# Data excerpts
· · ·
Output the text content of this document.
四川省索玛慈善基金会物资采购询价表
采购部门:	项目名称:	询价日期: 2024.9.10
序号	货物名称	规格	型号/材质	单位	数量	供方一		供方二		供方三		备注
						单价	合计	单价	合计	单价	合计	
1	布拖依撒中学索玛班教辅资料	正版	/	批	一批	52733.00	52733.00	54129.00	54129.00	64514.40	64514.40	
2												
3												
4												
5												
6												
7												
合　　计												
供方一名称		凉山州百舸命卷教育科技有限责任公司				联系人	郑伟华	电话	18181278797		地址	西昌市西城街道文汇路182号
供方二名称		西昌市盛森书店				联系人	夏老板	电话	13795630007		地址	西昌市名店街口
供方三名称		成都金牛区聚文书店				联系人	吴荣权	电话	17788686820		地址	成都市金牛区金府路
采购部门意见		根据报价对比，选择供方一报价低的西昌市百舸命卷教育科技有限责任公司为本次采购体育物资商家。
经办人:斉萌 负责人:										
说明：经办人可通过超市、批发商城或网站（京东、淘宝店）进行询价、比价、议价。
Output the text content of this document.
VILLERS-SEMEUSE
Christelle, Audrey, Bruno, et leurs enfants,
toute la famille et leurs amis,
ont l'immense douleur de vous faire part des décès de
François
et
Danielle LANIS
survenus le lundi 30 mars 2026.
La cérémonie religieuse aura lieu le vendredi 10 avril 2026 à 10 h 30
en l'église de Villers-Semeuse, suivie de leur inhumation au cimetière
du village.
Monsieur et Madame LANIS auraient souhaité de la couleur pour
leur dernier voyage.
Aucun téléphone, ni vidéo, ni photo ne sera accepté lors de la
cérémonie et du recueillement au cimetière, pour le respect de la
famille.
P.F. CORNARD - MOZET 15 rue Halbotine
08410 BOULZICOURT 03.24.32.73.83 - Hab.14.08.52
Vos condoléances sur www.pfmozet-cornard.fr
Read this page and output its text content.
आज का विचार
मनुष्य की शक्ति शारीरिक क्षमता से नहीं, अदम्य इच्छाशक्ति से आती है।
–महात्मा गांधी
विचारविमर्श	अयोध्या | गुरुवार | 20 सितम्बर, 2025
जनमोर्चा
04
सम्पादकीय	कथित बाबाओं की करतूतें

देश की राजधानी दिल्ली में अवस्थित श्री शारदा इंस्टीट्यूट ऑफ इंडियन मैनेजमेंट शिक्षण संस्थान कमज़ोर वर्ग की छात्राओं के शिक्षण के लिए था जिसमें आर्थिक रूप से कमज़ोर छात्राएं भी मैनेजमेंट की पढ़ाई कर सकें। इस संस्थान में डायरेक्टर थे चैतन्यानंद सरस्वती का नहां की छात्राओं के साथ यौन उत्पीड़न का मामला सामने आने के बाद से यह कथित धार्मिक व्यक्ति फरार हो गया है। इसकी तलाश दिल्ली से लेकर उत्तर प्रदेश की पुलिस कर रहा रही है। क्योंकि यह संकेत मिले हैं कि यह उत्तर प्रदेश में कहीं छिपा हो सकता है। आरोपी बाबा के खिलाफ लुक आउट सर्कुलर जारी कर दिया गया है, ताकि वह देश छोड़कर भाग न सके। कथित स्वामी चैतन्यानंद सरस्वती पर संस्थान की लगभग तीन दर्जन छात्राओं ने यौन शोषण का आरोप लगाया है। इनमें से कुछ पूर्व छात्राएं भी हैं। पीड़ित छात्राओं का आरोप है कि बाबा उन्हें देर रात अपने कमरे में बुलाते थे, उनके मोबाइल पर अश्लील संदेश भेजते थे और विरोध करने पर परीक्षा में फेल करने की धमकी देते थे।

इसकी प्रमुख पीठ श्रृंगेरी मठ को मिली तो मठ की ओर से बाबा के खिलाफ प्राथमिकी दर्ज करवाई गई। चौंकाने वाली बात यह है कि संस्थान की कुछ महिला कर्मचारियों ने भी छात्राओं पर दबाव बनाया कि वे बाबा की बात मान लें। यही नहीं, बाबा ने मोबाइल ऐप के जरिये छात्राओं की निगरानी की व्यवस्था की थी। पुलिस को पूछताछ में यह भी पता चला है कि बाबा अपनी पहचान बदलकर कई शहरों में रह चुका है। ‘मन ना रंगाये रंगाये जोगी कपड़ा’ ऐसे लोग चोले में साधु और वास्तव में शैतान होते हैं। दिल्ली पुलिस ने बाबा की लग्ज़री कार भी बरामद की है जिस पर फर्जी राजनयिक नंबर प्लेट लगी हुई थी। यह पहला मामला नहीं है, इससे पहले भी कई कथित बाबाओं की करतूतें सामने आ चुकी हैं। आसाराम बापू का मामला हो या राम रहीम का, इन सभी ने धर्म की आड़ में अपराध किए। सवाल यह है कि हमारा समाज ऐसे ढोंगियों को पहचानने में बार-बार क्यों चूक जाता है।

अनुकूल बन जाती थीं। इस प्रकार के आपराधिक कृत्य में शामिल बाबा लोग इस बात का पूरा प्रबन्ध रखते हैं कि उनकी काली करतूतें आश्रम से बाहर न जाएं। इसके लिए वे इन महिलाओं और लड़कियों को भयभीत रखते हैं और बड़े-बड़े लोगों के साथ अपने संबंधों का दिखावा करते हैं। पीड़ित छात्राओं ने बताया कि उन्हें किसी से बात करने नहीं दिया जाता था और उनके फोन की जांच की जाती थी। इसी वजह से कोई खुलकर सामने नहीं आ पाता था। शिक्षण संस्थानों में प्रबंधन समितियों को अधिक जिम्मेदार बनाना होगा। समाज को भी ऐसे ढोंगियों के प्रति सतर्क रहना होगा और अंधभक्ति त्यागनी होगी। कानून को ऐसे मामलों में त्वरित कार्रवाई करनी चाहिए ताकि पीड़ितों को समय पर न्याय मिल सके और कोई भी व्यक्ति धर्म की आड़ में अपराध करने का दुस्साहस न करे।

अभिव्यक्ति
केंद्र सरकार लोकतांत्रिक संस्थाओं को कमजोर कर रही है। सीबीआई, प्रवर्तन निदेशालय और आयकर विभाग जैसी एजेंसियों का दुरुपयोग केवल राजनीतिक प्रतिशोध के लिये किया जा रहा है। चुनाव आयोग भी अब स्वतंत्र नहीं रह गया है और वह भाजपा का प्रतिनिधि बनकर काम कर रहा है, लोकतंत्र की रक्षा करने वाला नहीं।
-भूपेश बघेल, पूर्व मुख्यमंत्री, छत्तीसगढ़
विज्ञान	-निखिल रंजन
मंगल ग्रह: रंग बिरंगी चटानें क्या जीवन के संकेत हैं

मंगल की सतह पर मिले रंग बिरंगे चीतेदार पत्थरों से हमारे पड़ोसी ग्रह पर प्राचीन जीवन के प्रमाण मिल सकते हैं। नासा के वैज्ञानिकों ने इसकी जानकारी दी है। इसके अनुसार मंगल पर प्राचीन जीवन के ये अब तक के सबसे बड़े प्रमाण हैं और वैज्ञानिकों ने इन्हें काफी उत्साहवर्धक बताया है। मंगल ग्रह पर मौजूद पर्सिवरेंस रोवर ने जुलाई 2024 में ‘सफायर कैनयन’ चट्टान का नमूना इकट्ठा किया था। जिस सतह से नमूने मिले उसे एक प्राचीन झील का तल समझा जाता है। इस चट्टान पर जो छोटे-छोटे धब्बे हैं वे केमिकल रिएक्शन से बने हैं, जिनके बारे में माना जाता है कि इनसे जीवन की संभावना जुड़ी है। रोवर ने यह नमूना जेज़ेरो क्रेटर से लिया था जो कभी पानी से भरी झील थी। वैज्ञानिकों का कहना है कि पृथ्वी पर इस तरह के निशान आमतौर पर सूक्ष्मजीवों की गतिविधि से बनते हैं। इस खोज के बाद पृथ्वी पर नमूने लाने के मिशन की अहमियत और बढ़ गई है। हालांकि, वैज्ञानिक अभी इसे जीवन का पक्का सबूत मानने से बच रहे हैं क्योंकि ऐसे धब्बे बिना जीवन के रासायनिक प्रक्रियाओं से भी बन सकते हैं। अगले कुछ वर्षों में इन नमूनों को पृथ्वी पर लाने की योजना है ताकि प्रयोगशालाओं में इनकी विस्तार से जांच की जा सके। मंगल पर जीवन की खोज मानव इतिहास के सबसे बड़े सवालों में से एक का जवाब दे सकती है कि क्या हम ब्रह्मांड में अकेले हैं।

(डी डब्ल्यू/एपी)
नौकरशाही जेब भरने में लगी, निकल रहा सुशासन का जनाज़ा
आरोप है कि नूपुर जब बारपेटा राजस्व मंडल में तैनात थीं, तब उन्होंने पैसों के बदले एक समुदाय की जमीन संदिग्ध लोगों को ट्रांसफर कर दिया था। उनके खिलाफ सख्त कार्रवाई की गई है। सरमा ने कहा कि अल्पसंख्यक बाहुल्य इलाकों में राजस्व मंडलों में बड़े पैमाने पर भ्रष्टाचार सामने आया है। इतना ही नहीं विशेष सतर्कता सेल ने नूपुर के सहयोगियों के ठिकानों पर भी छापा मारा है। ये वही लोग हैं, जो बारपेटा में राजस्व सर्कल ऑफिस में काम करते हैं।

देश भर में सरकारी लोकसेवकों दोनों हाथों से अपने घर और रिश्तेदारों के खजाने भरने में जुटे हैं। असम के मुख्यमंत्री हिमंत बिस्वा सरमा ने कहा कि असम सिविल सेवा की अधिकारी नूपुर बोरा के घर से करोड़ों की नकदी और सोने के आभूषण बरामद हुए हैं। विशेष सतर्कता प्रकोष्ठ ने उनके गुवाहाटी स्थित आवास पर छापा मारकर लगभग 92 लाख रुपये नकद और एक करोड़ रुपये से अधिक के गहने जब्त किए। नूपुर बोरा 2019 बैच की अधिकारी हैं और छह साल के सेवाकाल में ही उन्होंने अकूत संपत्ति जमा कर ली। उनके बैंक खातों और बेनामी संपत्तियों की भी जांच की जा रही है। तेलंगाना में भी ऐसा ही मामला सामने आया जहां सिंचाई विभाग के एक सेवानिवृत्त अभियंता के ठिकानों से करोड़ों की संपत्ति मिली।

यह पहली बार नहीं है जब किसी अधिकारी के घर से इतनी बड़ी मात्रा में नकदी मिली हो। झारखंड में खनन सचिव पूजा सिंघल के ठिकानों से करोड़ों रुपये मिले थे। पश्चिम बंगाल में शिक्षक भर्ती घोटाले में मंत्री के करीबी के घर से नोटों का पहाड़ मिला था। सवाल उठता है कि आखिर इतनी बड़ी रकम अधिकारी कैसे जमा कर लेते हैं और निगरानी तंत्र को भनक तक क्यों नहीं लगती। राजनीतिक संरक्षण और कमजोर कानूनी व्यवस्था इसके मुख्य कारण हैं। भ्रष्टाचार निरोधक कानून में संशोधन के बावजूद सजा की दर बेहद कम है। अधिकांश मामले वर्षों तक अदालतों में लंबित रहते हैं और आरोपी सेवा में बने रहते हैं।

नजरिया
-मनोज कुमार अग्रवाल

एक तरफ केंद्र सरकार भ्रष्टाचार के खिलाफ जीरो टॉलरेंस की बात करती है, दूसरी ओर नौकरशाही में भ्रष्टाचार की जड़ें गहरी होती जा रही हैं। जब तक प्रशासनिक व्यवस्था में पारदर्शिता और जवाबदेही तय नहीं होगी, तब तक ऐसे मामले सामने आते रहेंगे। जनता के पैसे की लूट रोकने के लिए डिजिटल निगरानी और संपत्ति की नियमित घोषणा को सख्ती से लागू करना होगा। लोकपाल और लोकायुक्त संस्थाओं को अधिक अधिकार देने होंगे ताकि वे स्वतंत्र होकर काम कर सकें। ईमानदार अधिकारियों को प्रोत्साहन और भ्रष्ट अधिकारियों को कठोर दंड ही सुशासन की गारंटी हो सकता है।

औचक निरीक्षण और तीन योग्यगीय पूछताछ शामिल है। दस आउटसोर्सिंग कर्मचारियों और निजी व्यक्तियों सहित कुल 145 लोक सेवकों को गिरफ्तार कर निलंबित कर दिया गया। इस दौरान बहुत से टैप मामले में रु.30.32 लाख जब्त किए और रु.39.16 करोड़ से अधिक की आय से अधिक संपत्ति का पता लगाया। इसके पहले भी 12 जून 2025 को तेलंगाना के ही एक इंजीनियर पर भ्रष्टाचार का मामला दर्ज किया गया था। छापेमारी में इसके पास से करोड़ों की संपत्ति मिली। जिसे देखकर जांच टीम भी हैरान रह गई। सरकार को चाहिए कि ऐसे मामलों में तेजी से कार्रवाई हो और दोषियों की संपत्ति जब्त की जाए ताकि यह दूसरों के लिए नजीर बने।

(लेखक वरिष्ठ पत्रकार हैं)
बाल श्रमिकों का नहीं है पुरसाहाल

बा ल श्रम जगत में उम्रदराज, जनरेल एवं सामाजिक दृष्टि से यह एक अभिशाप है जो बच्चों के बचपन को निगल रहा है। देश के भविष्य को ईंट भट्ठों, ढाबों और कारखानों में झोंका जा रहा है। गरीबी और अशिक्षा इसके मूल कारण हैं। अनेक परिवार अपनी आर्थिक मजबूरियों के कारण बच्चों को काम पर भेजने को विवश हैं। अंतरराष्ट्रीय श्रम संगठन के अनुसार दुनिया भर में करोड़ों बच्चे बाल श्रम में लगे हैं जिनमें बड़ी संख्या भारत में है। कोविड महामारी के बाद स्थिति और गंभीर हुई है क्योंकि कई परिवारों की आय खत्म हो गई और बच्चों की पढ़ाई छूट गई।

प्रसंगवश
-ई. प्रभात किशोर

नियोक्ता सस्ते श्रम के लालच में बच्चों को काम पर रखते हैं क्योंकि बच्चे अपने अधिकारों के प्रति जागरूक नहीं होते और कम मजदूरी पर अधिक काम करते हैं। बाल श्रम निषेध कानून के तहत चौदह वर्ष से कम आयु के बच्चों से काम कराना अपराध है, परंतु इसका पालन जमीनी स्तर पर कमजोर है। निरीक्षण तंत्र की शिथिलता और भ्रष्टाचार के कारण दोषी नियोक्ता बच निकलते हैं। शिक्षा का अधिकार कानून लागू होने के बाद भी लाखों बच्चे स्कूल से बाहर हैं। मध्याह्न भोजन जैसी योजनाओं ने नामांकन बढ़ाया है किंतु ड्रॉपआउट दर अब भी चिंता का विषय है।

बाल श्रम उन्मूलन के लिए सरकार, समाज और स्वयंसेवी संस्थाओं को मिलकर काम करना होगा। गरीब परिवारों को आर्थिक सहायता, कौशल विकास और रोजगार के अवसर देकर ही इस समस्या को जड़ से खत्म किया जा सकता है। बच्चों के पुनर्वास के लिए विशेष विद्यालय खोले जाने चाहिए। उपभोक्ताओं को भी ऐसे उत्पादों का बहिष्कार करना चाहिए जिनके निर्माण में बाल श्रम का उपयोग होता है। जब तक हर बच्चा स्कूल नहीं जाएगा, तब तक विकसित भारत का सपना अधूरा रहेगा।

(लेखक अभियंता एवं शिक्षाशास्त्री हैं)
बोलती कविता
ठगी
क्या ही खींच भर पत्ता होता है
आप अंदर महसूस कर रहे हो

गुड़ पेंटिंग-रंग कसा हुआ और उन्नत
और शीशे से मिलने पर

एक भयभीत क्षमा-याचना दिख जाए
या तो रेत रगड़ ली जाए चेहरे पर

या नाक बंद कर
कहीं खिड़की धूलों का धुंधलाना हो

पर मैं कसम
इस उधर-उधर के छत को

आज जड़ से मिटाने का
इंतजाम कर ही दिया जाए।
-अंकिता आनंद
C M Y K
· · ·
# WHAT IS REQUIRED
Pick every line with "LANIS" in it and copy it.

# EXERCISE RESPONSE
Danielle LANIS
Monsieur et Madame LANIS auraient souhaité de la couleur pour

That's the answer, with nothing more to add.